▶ [WHAT TO WORK ON]: Your copy of the material must match it exactly, except that pictures are dropped.

▶ [RECORDS FOR THE TASK]:
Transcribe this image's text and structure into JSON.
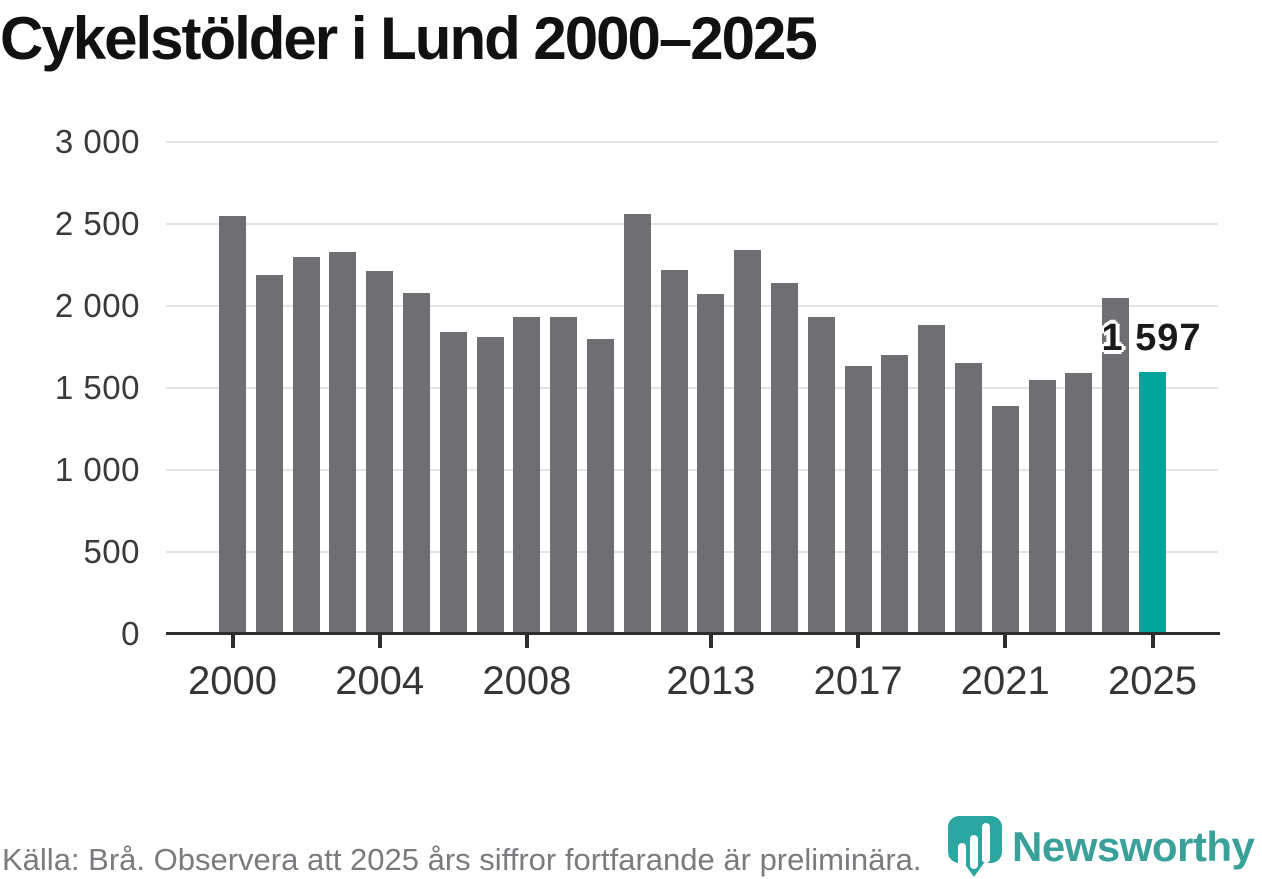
{
  "title": "Cykelstölder i Lund 2000–2025",
  "footer": {
    "source_text": "Källa: Brå. Observera att 2025 års siffror fortfarande är preliminära."
  },
  "branding": {
    "logo_text": "Newsworthy",
    "logo_color": "#3aa09a",
    "icon_color": "#2ba6a0"
  },
  "chart_data": {
    "type": "bar",
    "title": "Cykelstölder i Lund 2000–2025",
    "xlabel": "",
    "ylabel": "",
    "categories": [
      2000,
      2001,
      2002,
      2003,
      2004,
      2005,
      2006,
      2007,
      2008,
      2009,
      2010,
      2011,
      2012,
      2013,
      2014,
      2015,
      2016,
      2017,
      2018,
      2019,
      2020,
      2021,
      2022,
      2023,
      2024,
      2025
    ],
    "values": [
      2550,
      2190,
      2300,
      2330,
      2210,
      2080,
      1840,
      1810,
      1930,
      1930,
      1800,
      2560,
      2220,
      2070,
      2340,
      2140,
      1930,
      1630,
      1700,
      1880,
      1650,
      1390,
      1550,
      1590,
      2050,
      1597
    ],
    "ylim": [
      0,
      3000
    ],
    "yticks": [
      0,
      500,
      1000,
      1500,
      2000,
      2500,
      3000
    ],
    "ytick_labels": [
      "0",
      "500",
      "1 000",
      "1 500",
      "2 000",
      "2 500",
      "3 000"
    ],
    "xtick_years": [
      2000,
      2004,
      2008,
      2013,
      2017,
      2021,
      2025
    ],
    "grid": "horizontal",
    "legend": "none",
    "bar_color": "#6f6e73",
    "highlight_year": 2025,
    "highlight_color": "#00a49b",
    "annotation": {
      "year": 2025,
      "text": "1 597"
    }
  }
}
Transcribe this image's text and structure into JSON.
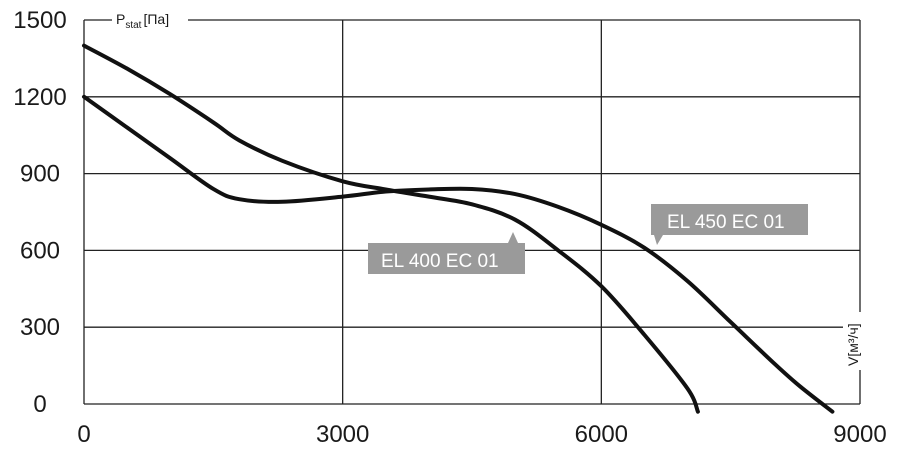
{
  "chart_data": {
    "type": "line",
    "ylabel_main": "P",
    "ylabel_sub": "stat",
    "ylabel_unit": "[Па]",
    "xlabel": "V[м³/ч]",
    "xlim": [
      0,
      9000
    ],
    "ylim": [
      0,
      1500
    ],
    "x_ticks": [
      "0",
      "3000",
      "6000",
      "9000"
    ],
    "y_ticks": [
      "0",
      "300",
      "600",
      "900",
      "1200",
      "1500"
    ],
    "grid": true,
    "series": [
      {
        "name": "EL 400 EC 01",
        "color": "#111111",
        "points": [
          [
            0,
            1200
          ],
          [
            500,
            1080
          ],
          [
            1000,
            960
          ],
          [
            1500,
            840
          ],
          [
            1800,
            800
          ],
          [
            2300,
            790
          ],
          [
            3000,
            810
          ],
          [
            3500,
            830
          ],
          [
            4000,
            838
          ],
          [
            4500,
            840
          ],
          [
            5000,
            820
          ],
          [
            5500,
            770
          ],
          [
            6000,
            700
          ],
          [
            6500,
            610
          ],
          [
            7000,
            480
          ],
          [
            7500,
            320
          ],
          [
            8000,
            160
          ],
          [
            8300,
            70
          ],
          [
            8680,
            -30
          ]
        ]
      },
      {
        "name": "EL 450 EC 01",
        "color": "#111111",
        "points": [
          [
            0,
            1400
          ],
          [
            500,
            1310
          ],
          [
            1000,
            1210
          ],
          [
            1500,
            1100
          ],
          [
            1800,
            1030
          ],
          [
            2300,
            950
          ],
          [
            3000,
            870
          ],
          [
            3500,
            838
          ],
          [
            4000,
            810
          ],
          [
            4500,
            780
          ],
          [
            5000,
            720
          ],
          [
            5500,
            600
          ],
          [
            6000,
            460
          ],
          [
            6500,
            270
          ],
          [
            7000,
            60
          ],
          [
            7120,
            -30
          ]
        ]
      }
    ],
    "callouts": [
      {
        "text": "EL 450 EC 01",
        "box_color": "#9a9a9a"
      },
      {
        "text": "EL 400 EC 01",
        "box_color": "#9a9a9a"
      }
    ]
  }
}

▶ [WRITTEN REPLY]:
Transcribe this image's text and structure into JSON.
{
  "title": "Cykelstölder i Lund 2000–2025",
  "footer": {
    "source_text": "Källa: Brå. Observera att 2025 års siffror fortfarande är preliminära."
  },
  "branding": {
    "logo_text": "Newsworthy",
    "logo_color": "#3aa09a",
    "icon_color": "#2ba6a0"
  },
  "chart_data": {
    "type": "bar",
    "title": "Cykelstölder i Lund 2000–2025",
    "xlabel": "",
    "ylabel": "",
    "categories": [
      2000,
      2001,
      2002,
      2003,
      2004,
      2005,
      2006,
      2007,
      2008,
      2009,
      2010,
      2011,
      2012,
      2013,
      2014,
      2015,
      2016,
      2017,
      2018,
      2019,
      2020,
      2021,
      2022,
      2023,
      2024,
      2025
    ],
    "values": [
      2550,
      2190,
      2300,
      2330,
      2210,
      2080,
      1840,
      1810,
      1930,
      1930,
      1800,
      2560,
      2220,
      2070,
      2340,
      2140,
      1930,
      1630,
      1700,
      1880,
      1650,
      1390,
      1550,
      1590,
      2050,
      1597
    ],
    "ylim": [
      0,
      3000
    ],
    "yticks": [
      0,
      500,
      1000,
      1500,
      2000,
      2500,
      3000
    ],
    "ytick_labels": [
      "0",
      "500",
      "1 000",
      "1 500",
      "2 000",
      "2 500",
      "3 000"
    ],
    "xtick_years": [
      2000,
      2004,
      2008,
      2013,
      2017,
      2021,
      2025
    ],
    "grid": "horizontal",
    "legend": "none",
    "bar_color": "#6f6e73",
    "highlight_year": 2025,
    "highlight_color": "#00a49b",
    "annotation": {
      "year": 2025,
      "text": "1 597"
    }
  }
}
Transcribe this image's text and structure into JSON.
{
  "chart_data": {
    "type": "line",
    "ylabel_main": "P",
    "ylabel_sub": "stat",
    "ylabel_unit": "[Па]",
    "xlabel": "V[м³/ч]",
    "xlim": [
      0,
      9000
    ],
    "ylim": [
      0,
      1500
    ],
    "x_ticks": [
      "0",
      "3000",
      "6000",
      "9000"
    ],
    "y_ticks": [
      "0",
      "300",
      "600",
      "900",
      "1200",
      "1500"
    ],
    "grid": true,
    "series": [
      {
        "name": "EL 400 EC 01",
        "color": "#111111",
        "points": [
          [
            0,
            1200
          ],
          [
            500,
            1080
          ],
          [
            1000,
            960
          ],
          [
            1500,
            840
          ],
          [
            1800,
            800
          ],
          [
            2300,
            790
          ],
          [
            3000,
            810
          ],
          [
            3500,
            830
          ],
          [
            4000,
            838
          ],
          [
            4500,
            840
          ],
          [
            5000,
            820
          ],
          [
            5500,
            770
          ],
          [
            6000,
            700
          ],
          [
            6500,
            610
          ],
          [
            7000,
            480
          ],
          [
            7500,
            320
          ],
          [
            8000,
            160
          ],
          [
            8300,
            70
          ],
          [
            8680,
            -30
          ]
        ]
      },
      {
        "name": "EL 450 EC 01",
        "color": "#111111",
        "points": [
          [
            0,
            1400
          ],
          [
            500,
            1310
          ],
          [
            1000,
            1210
          ],
          [
            1500,
            1100
          ],
          [
            1800,
            1030
          ],
          [
            2300,
            950
          ],
          [
            3000,
            870
          ],
          [
            3500,
            838
          ],
          [
            4000,
            810
          ],
          [
            4500,
            780
          ],
          [
            5000,
            720
          ],
          [
            5500,
            600
          ],
          [
            6000,
            460
          ],
          [
            6500,
            270
          ],
          [
            7000,
            60
          ],
          [
            7120,
            -30
          ]
        ]
      }
    ],
    "callouts": [
      {
        "text": "EL 450 EC 01",
        "box_color": "#9a9a9a"
      },
      {
        "text": "EL 400 EC 01",
        "box_color": "#9a9a9a"
      }
    ]
  }
}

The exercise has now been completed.